Given request = Gather each line of the entries below that includes "Elektroniikka".

Data for the task =
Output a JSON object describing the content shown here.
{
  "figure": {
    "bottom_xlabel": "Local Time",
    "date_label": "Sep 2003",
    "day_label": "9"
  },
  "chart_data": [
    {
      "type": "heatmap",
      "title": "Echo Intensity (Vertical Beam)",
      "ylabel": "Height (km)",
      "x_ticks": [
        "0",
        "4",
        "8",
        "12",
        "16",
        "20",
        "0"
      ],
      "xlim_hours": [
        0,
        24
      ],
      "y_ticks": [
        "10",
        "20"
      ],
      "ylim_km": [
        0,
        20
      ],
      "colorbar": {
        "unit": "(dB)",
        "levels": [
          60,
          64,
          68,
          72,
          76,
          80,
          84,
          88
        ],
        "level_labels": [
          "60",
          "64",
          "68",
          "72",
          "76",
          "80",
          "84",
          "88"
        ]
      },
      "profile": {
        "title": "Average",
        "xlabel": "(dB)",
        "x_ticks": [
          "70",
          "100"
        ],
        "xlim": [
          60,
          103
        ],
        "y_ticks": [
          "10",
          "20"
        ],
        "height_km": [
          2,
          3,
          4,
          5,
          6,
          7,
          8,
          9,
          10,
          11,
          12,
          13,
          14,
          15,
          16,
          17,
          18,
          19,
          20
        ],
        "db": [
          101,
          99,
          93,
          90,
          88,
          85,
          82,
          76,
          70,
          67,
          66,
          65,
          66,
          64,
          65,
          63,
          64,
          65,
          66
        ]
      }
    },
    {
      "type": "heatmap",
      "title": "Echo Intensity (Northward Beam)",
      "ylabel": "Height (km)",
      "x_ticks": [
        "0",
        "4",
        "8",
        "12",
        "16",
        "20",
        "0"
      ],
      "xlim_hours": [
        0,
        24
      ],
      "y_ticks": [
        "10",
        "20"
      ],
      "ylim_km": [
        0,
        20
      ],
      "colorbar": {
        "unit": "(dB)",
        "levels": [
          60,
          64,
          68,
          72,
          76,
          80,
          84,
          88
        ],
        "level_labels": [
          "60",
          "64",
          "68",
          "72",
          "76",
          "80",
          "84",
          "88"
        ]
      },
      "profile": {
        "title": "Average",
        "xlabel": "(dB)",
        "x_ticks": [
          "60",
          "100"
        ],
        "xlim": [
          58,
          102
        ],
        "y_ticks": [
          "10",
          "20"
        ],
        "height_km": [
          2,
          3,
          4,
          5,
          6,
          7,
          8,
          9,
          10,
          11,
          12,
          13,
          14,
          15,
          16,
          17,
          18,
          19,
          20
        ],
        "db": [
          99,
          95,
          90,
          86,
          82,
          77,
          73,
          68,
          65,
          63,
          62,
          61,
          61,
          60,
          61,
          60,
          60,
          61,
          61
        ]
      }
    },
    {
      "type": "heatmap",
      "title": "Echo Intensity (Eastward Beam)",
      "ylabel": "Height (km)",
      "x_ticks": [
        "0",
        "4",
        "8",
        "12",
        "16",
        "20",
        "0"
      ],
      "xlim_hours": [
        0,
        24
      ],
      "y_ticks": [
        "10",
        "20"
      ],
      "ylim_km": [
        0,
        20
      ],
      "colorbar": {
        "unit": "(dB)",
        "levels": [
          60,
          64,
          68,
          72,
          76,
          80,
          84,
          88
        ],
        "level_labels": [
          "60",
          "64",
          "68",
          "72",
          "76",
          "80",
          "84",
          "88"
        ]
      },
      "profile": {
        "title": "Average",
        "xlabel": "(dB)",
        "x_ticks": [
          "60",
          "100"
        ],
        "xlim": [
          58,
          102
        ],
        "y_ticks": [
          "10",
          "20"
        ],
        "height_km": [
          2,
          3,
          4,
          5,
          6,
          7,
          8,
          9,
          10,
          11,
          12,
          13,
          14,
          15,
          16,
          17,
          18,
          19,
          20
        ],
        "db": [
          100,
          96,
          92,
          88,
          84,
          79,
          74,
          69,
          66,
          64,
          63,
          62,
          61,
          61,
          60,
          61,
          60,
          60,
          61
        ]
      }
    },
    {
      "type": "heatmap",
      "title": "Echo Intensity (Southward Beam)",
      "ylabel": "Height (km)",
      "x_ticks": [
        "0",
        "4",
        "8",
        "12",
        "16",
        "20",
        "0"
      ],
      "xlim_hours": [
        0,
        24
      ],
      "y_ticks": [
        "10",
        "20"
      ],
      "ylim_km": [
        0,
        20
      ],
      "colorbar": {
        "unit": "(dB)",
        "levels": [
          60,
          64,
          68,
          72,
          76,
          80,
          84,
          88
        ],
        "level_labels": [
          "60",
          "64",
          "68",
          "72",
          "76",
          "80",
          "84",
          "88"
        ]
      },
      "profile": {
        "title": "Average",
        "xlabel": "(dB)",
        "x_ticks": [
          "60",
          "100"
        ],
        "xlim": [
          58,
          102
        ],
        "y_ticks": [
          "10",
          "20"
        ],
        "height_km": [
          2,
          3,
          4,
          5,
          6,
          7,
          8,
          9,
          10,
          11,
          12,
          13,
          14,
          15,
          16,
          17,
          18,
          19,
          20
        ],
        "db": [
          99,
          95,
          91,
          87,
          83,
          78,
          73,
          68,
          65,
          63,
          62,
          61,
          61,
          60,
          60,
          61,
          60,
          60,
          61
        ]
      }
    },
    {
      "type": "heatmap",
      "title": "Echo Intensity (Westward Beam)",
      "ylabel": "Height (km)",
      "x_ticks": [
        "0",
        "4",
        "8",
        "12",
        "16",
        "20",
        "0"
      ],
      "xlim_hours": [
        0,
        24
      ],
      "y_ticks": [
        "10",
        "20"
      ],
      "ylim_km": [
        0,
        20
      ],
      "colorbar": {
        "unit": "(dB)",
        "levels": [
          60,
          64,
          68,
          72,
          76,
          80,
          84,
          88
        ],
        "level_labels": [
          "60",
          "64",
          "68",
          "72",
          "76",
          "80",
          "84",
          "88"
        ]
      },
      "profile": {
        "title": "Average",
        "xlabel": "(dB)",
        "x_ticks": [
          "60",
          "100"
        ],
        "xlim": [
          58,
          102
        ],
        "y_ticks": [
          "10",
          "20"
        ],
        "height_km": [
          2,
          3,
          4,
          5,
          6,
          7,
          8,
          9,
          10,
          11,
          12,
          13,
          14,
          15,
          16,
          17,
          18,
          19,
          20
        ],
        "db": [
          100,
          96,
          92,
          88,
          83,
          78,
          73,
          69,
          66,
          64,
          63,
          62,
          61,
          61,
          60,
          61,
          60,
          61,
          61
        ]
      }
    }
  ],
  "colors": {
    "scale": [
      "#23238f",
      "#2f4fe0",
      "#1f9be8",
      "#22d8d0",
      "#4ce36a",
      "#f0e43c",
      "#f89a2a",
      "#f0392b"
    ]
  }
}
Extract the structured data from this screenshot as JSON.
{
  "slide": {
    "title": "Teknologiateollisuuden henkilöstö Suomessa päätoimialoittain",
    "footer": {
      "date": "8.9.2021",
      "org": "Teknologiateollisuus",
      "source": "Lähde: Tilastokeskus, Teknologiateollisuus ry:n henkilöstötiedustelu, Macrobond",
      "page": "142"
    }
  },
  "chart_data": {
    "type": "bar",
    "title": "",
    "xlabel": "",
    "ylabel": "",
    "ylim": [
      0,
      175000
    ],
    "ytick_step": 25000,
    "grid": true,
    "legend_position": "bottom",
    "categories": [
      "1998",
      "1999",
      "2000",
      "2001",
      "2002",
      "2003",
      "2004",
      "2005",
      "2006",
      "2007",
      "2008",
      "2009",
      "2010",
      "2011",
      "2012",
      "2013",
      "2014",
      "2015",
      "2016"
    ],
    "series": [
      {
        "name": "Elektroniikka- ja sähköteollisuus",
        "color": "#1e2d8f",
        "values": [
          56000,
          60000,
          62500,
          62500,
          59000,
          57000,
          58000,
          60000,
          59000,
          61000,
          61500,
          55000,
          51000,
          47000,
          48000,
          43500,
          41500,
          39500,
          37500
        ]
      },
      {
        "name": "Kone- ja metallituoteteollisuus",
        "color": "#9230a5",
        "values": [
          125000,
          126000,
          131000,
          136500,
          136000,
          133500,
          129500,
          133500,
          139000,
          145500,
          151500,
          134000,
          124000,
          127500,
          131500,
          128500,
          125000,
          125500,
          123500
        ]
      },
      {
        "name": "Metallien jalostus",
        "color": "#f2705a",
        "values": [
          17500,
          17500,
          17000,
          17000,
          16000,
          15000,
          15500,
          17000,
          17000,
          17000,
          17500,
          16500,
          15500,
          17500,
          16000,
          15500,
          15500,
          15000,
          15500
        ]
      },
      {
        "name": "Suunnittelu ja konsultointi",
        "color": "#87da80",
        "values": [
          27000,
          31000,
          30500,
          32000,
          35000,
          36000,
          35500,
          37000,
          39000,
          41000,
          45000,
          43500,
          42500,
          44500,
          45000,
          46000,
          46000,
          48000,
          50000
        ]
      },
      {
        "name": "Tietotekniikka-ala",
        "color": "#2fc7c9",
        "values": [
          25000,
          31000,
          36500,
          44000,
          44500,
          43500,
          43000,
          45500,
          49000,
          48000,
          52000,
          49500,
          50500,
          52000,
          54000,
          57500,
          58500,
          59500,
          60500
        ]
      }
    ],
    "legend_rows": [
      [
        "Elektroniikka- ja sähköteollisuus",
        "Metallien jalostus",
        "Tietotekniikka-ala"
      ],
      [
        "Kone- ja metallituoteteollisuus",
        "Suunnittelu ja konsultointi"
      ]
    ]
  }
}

Exercise result =
        "name": "Elektroniikka- ja sähköteollisuus",
        "Elektroniikka- ja sähköteollisuus",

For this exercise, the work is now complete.